### Given problem
Copy each line holding the string "Detection".

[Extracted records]
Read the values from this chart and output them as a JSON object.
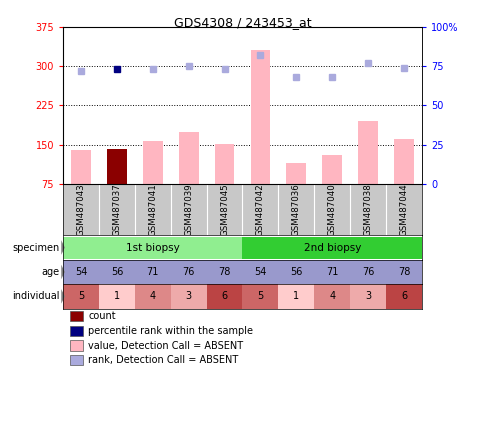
{
  "title": "GDS4308 / 243453_at",
  "samples": [
    "GSM487043",
    "GSM487037",
    "GSM487041",
    "GSM487039",
    "GSM487045",
    "GSM487042",
    "GSM487036",
    "GSM487040",
    "GSM487038",
    "GSM487044"
  ],
  "bar_values": [
    140,
    143,
    158,
    175,
    152,
    330,
    115,
    130,
    195,
    162
  ],
  "bar_colors": [
    "#ffb6c1",
    "#8b0000",
    "#ffb6c1",
    "#ffb6c1",
    "#ffb6c1",
    "#ffb6c1",
    "#ffb6c1",
    "#ffb6c1",
    "#ffb6c1",
    "#ffb6c1"
  ],
  "rank_values": [
    72,
    73,
    73,
    75,
    73,
    82,
    68,
    68,
    77,
    74
  ],
  "rank_colors": [
    "#aaaadd",
    "#000080",
    "#aaaadd",
    "#aaaadd",
    "#aaaadd",
    "#aaaadd",
    "#aaaadd",
    "#aaaadd",
    "#aaaadd",
    "#aaaadd"
  ],
  "ylim_left": [
    75,
    375
  ],
  "ylim_right": [
    0,
    100
  ],
  "yticks_left": [
    75,
    150,
    225,
    300,
    375
  ],
  "yticks_right": [
    0,
    25,
    50,
    75,
    100
  ],
  "specimen_colors": [
    "#90ee90",
    "#32cd32"
  ],
  "age_color": "#9999cc",
  "individual_colors": [
    "#cc6666",
    "#ffcccc",
    "#dd8888",
    "#eeaaaa",
    "#bb4444",
    "#cc6666",
    "#ffcccc",
    "#dd8888",
    "#eeaaaa",
    "#bb4444"
  ],
  "legend_items": [
    {
      "color": "#8b0000",
      "label": "count"
    },
    {
      "color": "#000080",
      "label": "percentile rank within the sample"
    },
    {
      "color": "#ffb6c1",
      "label": "value, Detection Call = ABSENT"
    },
    {
      "color": "#aaaadd",
      "label": "rank, Detection Call = ABSENT"
    }
  ]
}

### Solved exercise
      "label": "value, Detection Call = ABSENT"
      "label": "rank, Detection Call = ABSENT"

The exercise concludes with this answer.